*Task prompt*
All lines in the data bearing the string "this" should be identified and copied.

*Stored data*
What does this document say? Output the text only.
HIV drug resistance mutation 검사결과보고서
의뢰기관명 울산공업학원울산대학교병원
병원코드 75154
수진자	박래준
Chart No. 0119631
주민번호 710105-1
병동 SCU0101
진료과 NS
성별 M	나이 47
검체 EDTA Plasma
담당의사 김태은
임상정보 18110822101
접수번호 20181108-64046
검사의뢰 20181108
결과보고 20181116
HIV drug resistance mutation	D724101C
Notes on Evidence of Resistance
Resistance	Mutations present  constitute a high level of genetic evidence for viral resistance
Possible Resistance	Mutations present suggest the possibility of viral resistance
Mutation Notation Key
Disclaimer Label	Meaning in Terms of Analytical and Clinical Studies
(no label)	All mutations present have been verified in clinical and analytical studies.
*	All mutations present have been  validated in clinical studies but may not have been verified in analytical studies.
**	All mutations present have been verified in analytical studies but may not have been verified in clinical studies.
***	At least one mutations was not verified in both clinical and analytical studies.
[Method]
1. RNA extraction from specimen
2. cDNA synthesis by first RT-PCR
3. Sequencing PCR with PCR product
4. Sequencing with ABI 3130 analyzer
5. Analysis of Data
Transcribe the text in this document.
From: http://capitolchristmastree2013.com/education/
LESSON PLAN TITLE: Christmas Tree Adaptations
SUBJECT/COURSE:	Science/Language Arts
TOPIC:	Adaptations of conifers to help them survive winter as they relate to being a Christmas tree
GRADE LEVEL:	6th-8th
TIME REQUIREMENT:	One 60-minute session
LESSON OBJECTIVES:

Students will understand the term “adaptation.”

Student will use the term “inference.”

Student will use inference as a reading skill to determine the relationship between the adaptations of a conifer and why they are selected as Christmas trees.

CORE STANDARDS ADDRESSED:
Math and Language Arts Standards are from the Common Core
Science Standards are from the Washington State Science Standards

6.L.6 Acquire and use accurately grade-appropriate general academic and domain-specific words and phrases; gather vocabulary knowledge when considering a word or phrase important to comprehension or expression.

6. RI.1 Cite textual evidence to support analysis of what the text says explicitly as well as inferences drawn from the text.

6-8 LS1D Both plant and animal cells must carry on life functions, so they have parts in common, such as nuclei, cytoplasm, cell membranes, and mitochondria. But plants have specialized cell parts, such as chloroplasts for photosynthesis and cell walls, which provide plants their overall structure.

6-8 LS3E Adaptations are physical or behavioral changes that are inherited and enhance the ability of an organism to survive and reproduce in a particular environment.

*Problem solution*
What does this document say? Output the text only.
Transcribe the text in this document.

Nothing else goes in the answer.